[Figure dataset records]
↓↓↓
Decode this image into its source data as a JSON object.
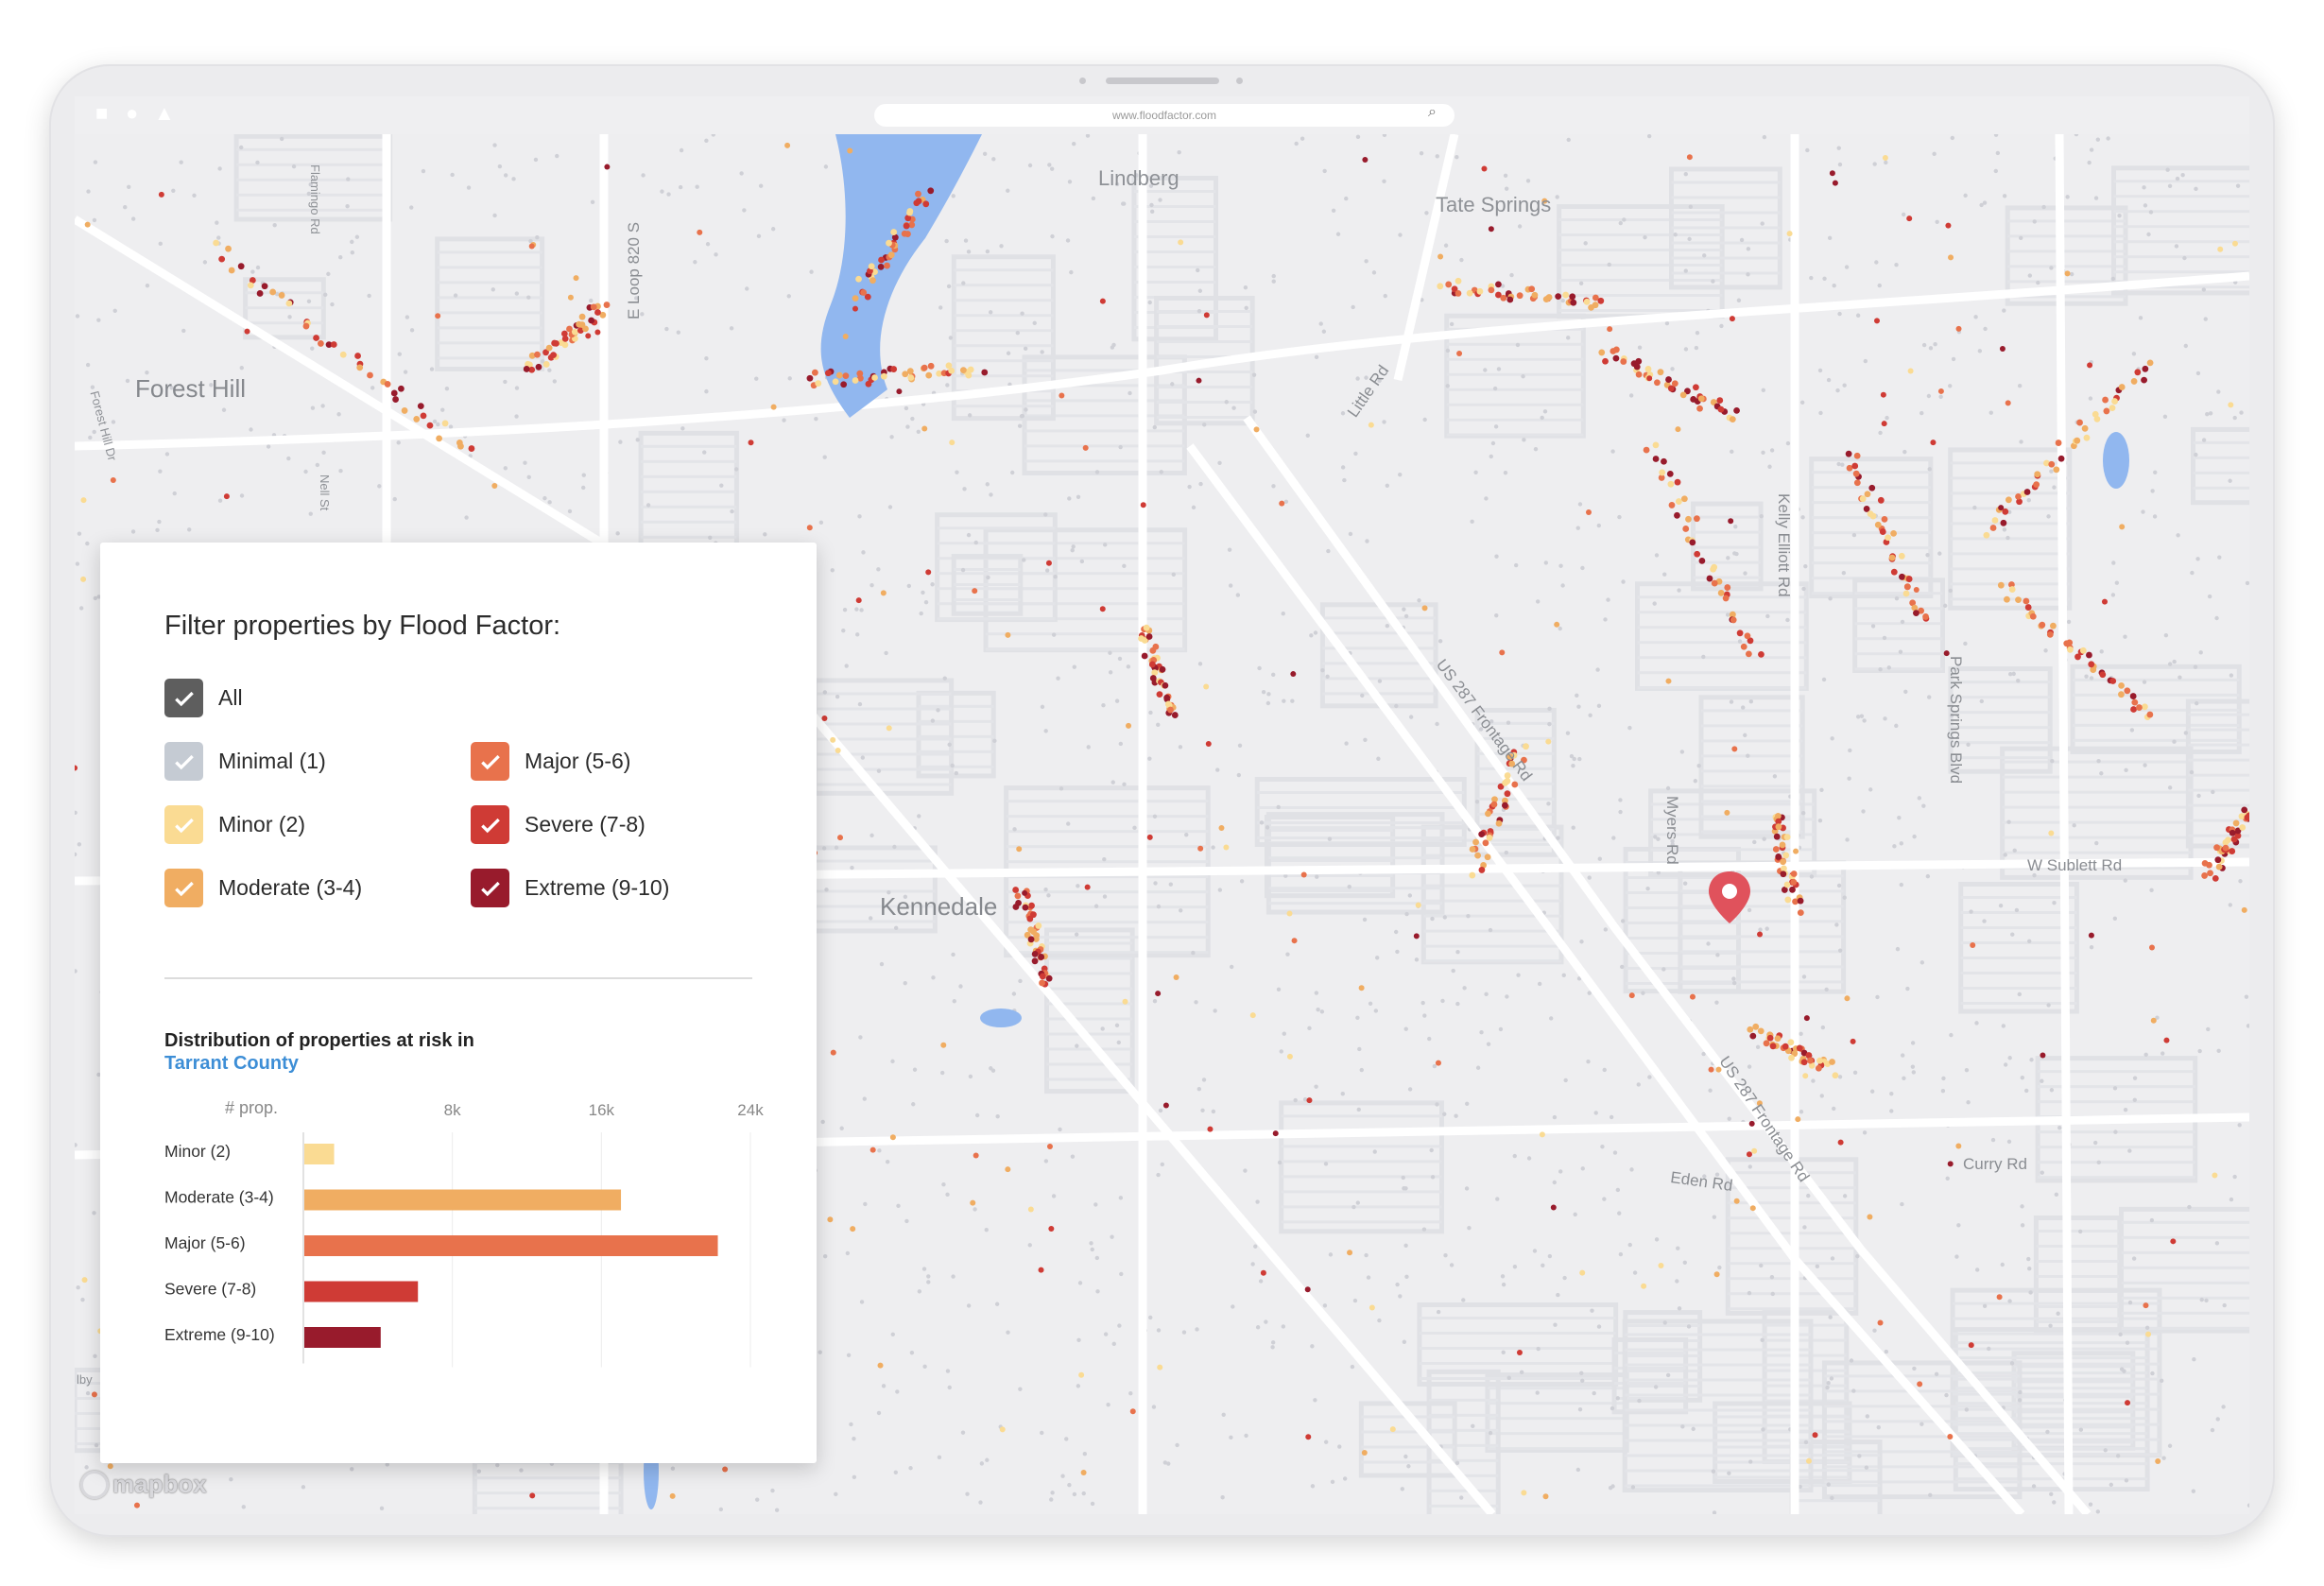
{
  "browser": {
    "url": "www.floodfactor.com"
  },
  "map": {
    "labels": {
      "lindberg": "Lindberg",
      "tate_springs": "Tate Springs",
      "forest_hill": "Forest Hill",
      "kennedale": "Kennedale",
      "e_loop": "E Loop 820 S",
      "little_rd": "Little Rd",
      "us287_a": "US 287 Frontage Rd",
      "us287_b": "US 287 Frontage Rd",
      "kelly_elliott": "Kelly Elliott Rd",
      "park_springs": "Park Springs Blvd",
      "w_sublett": "W Sublett Rd",
      "myers_rd": "Myers Rd",
      "eden_rd": "Eden Rd",
      "curry_rd": "Curry Rd",
      "flamingo_rd": "Flamingo Rd",
      "forest_hill_dr": "Forest Hill Dr",
      "nell_st": "Nell St",
      "edge_lby": "lby"
    },
    "attribution": "mapbox"
  },
  "filter": {
    "title": "Filter properties by Flood Factor:",
    "options": [
      {
        "label": "All",
        "color": "#5e5e5e",
        "checked": true
      },
      {
        "label": "Minimal (1)",
        "color": "#c5cbd3",
        "checked": true
      },
      {
        "label": "Minor (2)",
        "color": "#fadb93",
        "checked": true
      },
      {
        "label": "Moderate (3-4)",
        "color": "#f0ad62",
        "checked": true
      },
      {
        "label": "Major (5-6)",
        "color": "#e8724c",
        "checked": true
      },
      {
        "label": "Severe (7-8)",
        "color": "#cf3b35",
        "checked": true
      },
      {
        "label": "Extreme (9-10)",
        "color": "#981b2c",
        "checked": true
      }
    ]
  },
  "distribution": {
    "title": "Distribution of properties at risk in",
    "county": "Tarrant County"
  },
  "chart_data": {
    "type": "bar",
    "orientation": "horizontal",
    "xlabel": "# prop.",
    "x_ticks": [
      "8k",
      "16k",
      "24k"
    ],
    "xlim": [
      0,
      24000
    ],
    "categories": [
      "Minor (2)",
      "Moderate (3-4)",
      "Major (5-6)",
      "Severe (7-8)",
      "Extreme (9-10)"
    ],
    "values": [
      1600,
      17000,
      22200,
      6100,
      4100
    ],
    "colors": [
      "#fadb93",
      "#f0ad62",
      "#e8724c",
      "#cf3b35",
      "#981b2c"
    ],
    "grid": true
  }
}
↑↑↑
What needs to be done.
Images in the records should not be copied. Repeat all the rest exactly.

Answer in full.
Decode this image into its source data as a JSON object.
{
  "browser": {
    "url": "www.floodfactor.com"
  },
  "map": {
    "labels": {
      "lindberg": "Lindberg",
      "tate_springs": "Tate Springs",
      "forest_hill": "Forest Hill",
      "kennedale": "Kennedale",
      "e_loop": "E Loop 820 S",
      "little_rd": "Little Rd",
      "us287_a": "US 287 Frontage Rd",
      "us287_b": "US 287 Frontage Rd",
      "kelly_elliott": "Kelly Elliott Rd",
      "park_springs": "Park Springs Blvd",
      "w_sublett": "W Sublett Rd",
      "myers_rd": "Myers Rd",
      "eden_rd": "Eden Rd",
      "curry_rd": "Curry Rd",
      "flamingo_rd": "Flamingo Rd",
      "forest_hill_dr": "Forest Hill Dr",
      "nell_st": "Nell St",
      "edge_lby": "lby"
    },
    "attribution": "mapbox"
  },
  "filter": {
    "title": "Filter properties by Flood Factor:",
    "options": [
      {
        "label": "All",
        "color": "#5e5e5e",
        "checked": true
      },
      {
        "label": "Minimal (1)",
        "color": "#c5cbd3",
        "checked": true
      },
      {
        "label": "Minor (2)",
        "color": "#fadb93",
        "checked": true
      },
      {
        "label": "Moderate (3-4)",
        "color": "#f0ad62",
        "checked": true
      },
      {
        "label": "Major (5-6)",
        "color": "#e8724c",
        "checked": true
      },
      {
        "label": "Severe (7-8)",
        "color": "#cf3b35",
        "checked": true
      },
      {
        "label": "Extreme (9-10)",
        "color": "#981b2c",
        "checked": true
      }
    ]
  },
  "distribution": {
    "title": "Distribution of properties at risk in",
    "county": "Tarrant County"
  },
  "chart_data": {
    "type": "bar",
    "orientation": "horizontal",
    "xlabel": "# prop.",
    "x_ticks": [
      "8k",
      "16k",
      "24k"
    ],
    "xlim": [
      0,
      24000
    ],
    "categories": [
      "Minor (2)",
      "Moderate (3-4)",
      "Major (5-6)",
      "Severe (7-8)",
      "Extreme (9-10)"
    ],
    "values": [
      1600,
      17000,
      22200,
      6100,
      4100
    ],
    "colors": [
      "#fadb93",
      "#f0ad62",
      "#e8724c",
      "#cf3b35",
      "#981b2c"
    ],
    "grid": true
  }
}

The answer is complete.